### Excerpt provided

---+---

Bradley A. Winchester (born March 1, 1981) is an American former professional ice hockey left winger. He was selected in the second round of the 2000 NHL Entry Draft, 35th overall, by the Edmonton Oilers.

Playing career
Winchester spent two seasons with the U.S. National Team Development Program,  then moved to his hometown University of Wisconsin–Madison, where he played for four seasons.  At six feet, five inches tall and 228 pounds, was the largest player the Oilers had drafted since the 1995 NHL Entry Draft. In December 2000, Winchester participated in the World Junior Hockey Championship with the United States, finishing in fourth position.

Winchester made his professional debut in the 2003–04 American Hockey League season, playing for Edmonton's farm affiliate, the Toronto Roadrunners. He moved with the team to Edmonton during the 2004–05 NHL lockout, where he tied for the team lead in goals and was six points behind Tony Salmelainen and Raffi Torres for the team scoring lead. Winchester split 2005–06 between the Oilers and the Hamilton Bulldogs, going scoreless during the NHL regular season but scoring the game-winning goal in his playoff debut, the second game of a series with the number one seeded Detroit Red Wings. His goal gave the eighth seeded Oilers their first win in the series on the road. The Oilers went on to lose to the Carolina Hurricanes in seven games of the Stanley Cup final, with Winchester spending most of the latter games as a healthy scratch.

On June 26, 2007, the Oilers declined to make Winchester a qualifying offer, which allowed him to become an unrestricted free agent as of July 1, and on the 6th, he signed with the Dallas Stars. After playing in 41 games for Dallas in 2007–08, Winchester signed with the St. Louis Blues on July 10, 2008. He was recalled from the Blues' Peoria Rivermen (AHL) affiliate on November 20, 2008.

On February 28, 2011, Winchester was traded from the Blues to the Anaheim Ducks for a 3rd round draft pick in 2012.

On October 3, 2011, Winchester signed a one-year, $725,000 deal with the San Jose Sharks.

---+---

(Region and label listings)
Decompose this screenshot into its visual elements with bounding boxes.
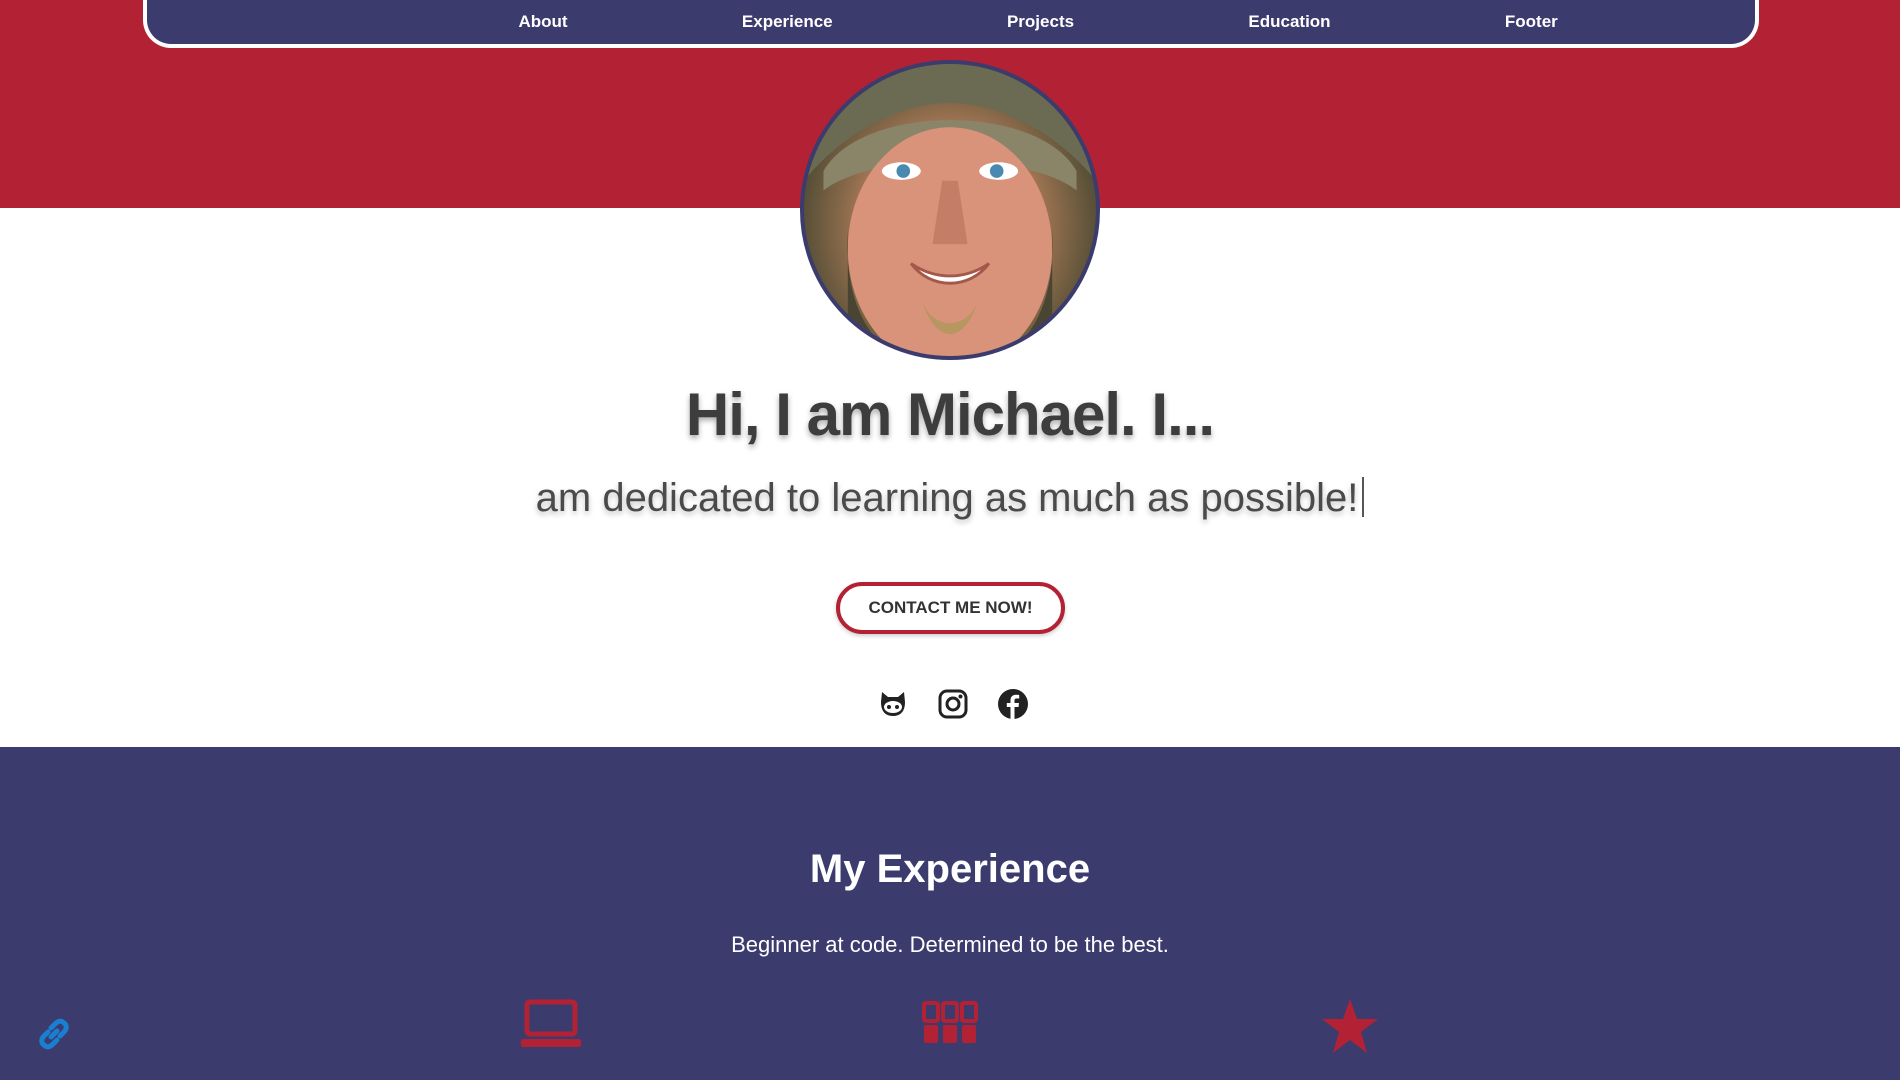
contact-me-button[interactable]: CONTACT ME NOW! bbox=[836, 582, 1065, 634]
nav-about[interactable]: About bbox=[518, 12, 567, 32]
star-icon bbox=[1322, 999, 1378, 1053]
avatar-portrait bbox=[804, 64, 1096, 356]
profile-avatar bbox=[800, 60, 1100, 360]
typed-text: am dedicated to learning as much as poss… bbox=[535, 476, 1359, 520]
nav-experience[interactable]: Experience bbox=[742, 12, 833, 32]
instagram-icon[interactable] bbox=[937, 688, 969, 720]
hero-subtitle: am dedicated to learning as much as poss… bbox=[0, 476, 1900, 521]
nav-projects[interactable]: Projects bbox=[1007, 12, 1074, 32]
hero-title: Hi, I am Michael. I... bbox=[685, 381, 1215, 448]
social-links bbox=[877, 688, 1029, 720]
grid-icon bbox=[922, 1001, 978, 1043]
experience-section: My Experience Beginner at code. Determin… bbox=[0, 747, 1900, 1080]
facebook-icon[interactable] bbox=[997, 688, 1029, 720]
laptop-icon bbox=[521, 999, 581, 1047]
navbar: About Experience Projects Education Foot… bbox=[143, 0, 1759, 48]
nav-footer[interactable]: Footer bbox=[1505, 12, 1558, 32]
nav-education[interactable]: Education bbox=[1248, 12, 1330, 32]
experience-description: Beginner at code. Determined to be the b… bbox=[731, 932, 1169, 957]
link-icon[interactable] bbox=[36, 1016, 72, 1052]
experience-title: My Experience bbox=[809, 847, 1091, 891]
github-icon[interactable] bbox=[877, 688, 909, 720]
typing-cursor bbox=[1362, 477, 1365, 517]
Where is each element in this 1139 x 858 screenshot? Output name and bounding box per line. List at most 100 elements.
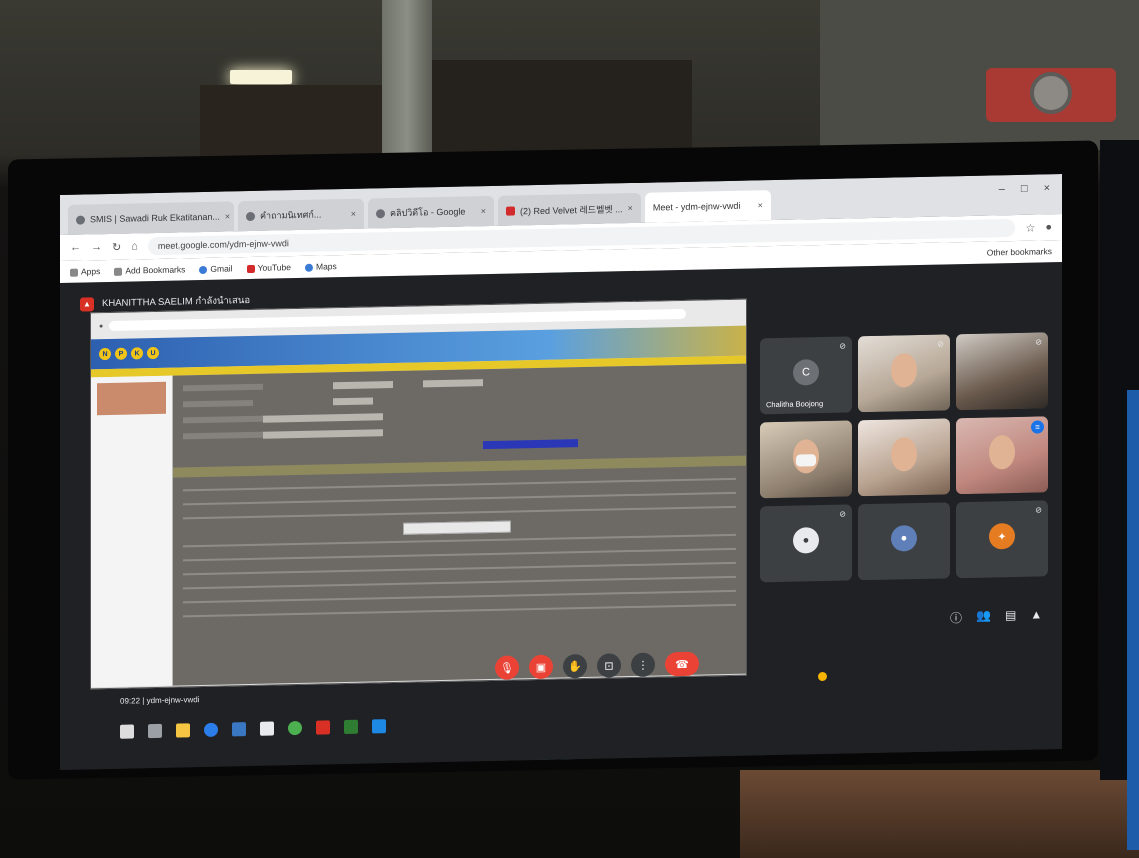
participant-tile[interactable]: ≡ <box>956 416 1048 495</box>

---+---

Answer these questions from the text on Bradley A. Winchester:
1. Which team selected him in the 2000 NHL Entry Draft?
2. Which team did he sign with on July 10, 2008?
3. How much was his one-year deal with the San Jose Sharks worth?

### Exercise answer
1. The Edmonton Oilers
2. The St. Louis Blues
3. $725,000